(WHAT YOU WILL DO)
Reproduce the listing below in its entirety. Change nothing.

(DATA)
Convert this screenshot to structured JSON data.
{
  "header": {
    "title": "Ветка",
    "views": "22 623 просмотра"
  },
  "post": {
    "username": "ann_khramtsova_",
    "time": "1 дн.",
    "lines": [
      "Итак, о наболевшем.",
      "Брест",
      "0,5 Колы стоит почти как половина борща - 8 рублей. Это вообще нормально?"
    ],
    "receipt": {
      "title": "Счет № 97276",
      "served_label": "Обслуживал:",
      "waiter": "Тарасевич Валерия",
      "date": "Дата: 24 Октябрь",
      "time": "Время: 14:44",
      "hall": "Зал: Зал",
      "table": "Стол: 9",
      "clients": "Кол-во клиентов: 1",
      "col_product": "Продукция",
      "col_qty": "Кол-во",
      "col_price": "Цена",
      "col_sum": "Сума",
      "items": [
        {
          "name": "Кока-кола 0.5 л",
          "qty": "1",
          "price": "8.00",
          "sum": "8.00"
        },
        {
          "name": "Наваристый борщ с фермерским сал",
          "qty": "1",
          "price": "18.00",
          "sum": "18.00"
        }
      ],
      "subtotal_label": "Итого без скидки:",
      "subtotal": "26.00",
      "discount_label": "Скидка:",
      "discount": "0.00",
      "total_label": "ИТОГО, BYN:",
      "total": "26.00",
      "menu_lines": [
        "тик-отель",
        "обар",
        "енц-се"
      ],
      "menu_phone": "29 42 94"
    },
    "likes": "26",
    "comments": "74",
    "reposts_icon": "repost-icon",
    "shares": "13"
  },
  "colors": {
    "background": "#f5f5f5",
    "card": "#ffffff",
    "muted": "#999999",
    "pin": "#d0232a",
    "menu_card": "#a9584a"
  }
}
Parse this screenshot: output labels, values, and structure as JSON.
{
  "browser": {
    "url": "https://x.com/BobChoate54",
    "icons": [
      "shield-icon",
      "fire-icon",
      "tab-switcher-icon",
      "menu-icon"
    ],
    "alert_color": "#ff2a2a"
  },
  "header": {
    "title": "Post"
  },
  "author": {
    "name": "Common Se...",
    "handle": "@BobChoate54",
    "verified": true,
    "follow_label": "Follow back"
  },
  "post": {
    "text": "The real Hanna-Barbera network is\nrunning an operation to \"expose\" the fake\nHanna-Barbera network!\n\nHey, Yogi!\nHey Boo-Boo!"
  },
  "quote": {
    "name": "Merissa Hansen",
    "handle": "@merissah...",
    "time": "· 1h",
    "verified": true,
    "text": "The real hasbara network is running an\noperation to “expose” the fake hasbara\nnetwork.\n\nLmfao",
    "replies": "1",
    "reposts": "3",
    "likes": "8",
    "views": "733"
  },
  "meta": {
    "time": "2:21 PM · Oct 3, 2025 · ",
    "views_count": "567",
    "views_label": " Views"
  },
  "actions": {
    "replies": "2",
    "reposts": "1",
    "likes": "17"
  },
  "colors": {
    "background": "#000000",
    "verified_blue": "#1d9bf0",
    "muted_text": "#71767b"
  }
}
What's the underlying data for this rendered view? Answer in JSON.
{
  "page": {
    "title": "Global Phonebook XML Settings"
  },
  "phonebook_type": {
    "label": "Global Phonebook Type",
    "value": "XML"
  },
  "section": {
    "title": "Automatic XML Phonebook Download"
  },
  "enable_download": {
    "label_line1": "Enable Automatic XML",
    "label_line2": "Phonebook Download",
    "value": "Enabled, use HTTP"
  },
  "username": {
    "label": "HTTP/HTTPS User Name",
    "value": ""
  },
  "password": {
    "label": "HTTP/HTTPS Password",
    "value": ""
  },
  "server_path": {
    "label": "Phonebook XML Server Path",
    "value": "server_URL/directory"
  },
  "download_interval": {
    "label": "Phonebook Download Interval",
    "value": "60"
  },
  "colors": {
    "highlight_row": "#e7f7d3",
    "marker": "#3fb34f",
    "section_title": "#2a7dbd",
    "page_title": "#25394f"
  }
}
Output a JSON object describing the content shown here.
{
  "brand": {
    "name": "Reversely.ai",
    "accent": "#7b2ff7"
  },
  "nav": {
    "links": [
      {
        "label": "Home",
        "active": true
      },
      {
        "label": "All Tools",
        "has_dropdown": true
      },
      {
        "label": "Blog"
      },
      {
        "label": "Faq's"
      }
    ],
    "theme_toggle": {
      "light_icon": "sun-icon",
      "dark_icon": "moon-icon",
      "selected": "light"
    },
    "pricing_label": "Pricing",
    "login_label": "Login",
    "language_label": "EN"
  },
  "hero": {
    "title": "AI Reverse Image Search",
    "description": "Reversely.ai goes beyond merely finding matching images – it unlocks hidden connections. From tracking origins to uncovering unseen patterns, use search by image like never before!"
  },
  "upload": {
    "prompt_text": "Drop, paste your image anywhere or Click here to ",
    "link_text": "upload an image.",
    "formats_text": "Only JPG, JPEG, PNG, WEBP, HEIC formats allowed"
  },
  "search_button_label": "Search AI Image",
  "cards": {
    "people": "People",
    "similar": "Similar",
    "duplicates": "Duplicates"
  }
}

(RESPONSE)
Convert this screenshot to structured JSON data.
{
  "header": {
    "title": "Ветка",
    "views": "22 623 просмотра"
  },
  "post": {
    "username": "ann_khramtsova_",
    "time": "1 дн.",
    "lines": [
      "Итак, о наболевшем.",
      "Брест",
      "0,5 Колы стоит почти как половина борща - 8 рублей. Это вообще нормально?"
    ],
    "receipt": {
      "title": "Счет № 97276",
      "served_label": "Обслуживал:",
      "waiter": "Тарасевич Валерия",
      "date": "Дата: 24 Октябрь",
      "time": "Время: 14:44",
      "hall": "Зал: Зал",
      "table": "Стол: 9",
      "clients": "Кол-во клиентов: 1",
      "col_product": "Продукция",
      "col_qty": "Кол-во",
      "col_price": "Цена",
      "col_sum": "Сума",
      "items": [
        {
          "name": "Кока-кола 0.5 л",
          "qty": "1",
          "price": "8.00",
          "sum": "8.00"
        },
        {
          "name": "Наваристый борщ с фермерским сал",
          "qty": "1",
          "price": "18.00",
          "sum": "18.00"
        }
      ],
      "subtotal_label": "Итого без скидки:",
      "subtotal": "26.00",
      "discount_label": "Скидка:",
      "discount": "0.00",
      "total_label": "ИТОГО, BYN:",
      "total": "26.00",
      "menu_lines": [
        "тик-отель",
        "обар",
        "енц-се"
      ],
      "menu_phone": "29 42 94"
    },
    "likes": "26",
    "comments": "74",
    "reposts_icon": "repost-icon",
    "shares": "13"
  },
  "colors": {
    "background": "#f5f5f5",
    "card": "#ffffff",
    "muted": "#999999",
    "pin": "#d0232a",
    "menu_card": "#a9584a"
  }
}
Parse this screenshot: output labels, values, and structure as JSON.
{
  "browser": {
    "url": "https://x.com/BobChoate54",
    "icons": [
      "shield-icon",
      "fire-icon",
      "tab-switcher-icon",
      "menu-icon"
    ],
    "alert_color": "#ff2a2a"
  },
  "header": {
    "title": "Post"
  },
  "author": {
    "name": "Common Se...",
    "handle": "@BobChoate54",
    "verified": true,
    "follow_label": "Follow back"
  },
  "post": {
    "text": "The real Hanna-Barbera network is\nrunning an operation to \"expose\" the fake\nHanna-Barbera network!\n\nHey, Yogi!\nHey Boo-Boo!"
  },
  "quote": {
    "name": "Merissa Hansen",
    "handle": "@merissah...",
    "time": "· 1h",
    "verified": true,
    "text": "The real hasbara network is running an\noperation to “expose” the fake hasbara\nnetwork.\n\nLmfao",
    "replies": "1",
    "reposts": "3",
    "likes": "8",
    "views": "733"
  },
  "meta": {
    "time": "2:21 PM · Oct 3, 2025 · ",
    "views_count": "567",
    "views_label": " Views"
  },
  "actions": {
    "replies": "2",
    "reposts": "1",
    "likes": "17"
  },
  "colors": {
    "background": "#000000",
    "verified_blue": "#1d9bf0",
    "muted_text": "#71767b"
  }
}
What's the underlying data for this rendered view? Answer in JSON.
{
  "page": {
    "title": "Global Phonebook XML Settings"
  },
  "phonebook_type": {
    "label": "Global Phonebook Type",
    "value": "XML"
  },
  "section": {
    "title": "Automatic XML Phonebook Download"
  },
  "enable_download": {
    "label_line1": "Enable Automatic XML",
    "label_line2": "Phonebook Download",
    "value": "Enabled, use HTTP"
  },
  "username": {
    "label": "HTTP/HTTPS User Name",
    "value": ""
  },
  "password": {
    "label": "HTTP/HTTPS Password",
    "value": ""
  },
  "server_path": {
    "label": "Phonebook XML Server Path",
    "value": "server_URL/directory"
  },
  "download_interval": {
    "label": "Phonebook Download Interval",
    "value": "60"
  },
  "colors": {
    "highlight_row": "#e7f7d3",
    "marker": "#3fb34f",
    "section_title": "#2a7dbd",
    "page_title": "#25394f"
  }
}
Output a JSON object describing the content shown here.
{
  "brand": {
    "name": "Reversely.ai",
    "accent": "#7b2ff7"
  },
  "nav": {
    "links": [
      {
        "label": "Home",
        "active": true
      },
      {
        "label": "All Tools",
        "has_dropdown": true
      },
      {
        "label": "Blog"
      },
      {
        "label": "Faq's"
      }
    ],
    "theme_toggle": {
      "light_icon": "sun-icon",
      "dark_icon": "moon-icon",
      "selected": "light"
    },
    "pricing_label": "Pricing",
    "login_label": "Login",
    "language_label": "EN"
  },
  "hero": {
    "title": "AI Reverse Image Search",
    "description": "Reversely.ai goes beyond merely finding matching images – it unlocks hidden connections. From tracking origins to uncovering unseen patterns, use search by image like never before!"
  },
  "upload": {
    "prompt_text": "Drop, paste your image anywhere or Click here to ",
    "link_text": "upload an image.",
    "formats_text": "Only JPG, JPEG, PNG, WEBP, HEIC formats allowed"
  },
  "search_button_label": "Search AI Image",
  "cards": {
    "people": "People",
    "similar": "Similar",
    "duplicates": "Duplicates"
  }
}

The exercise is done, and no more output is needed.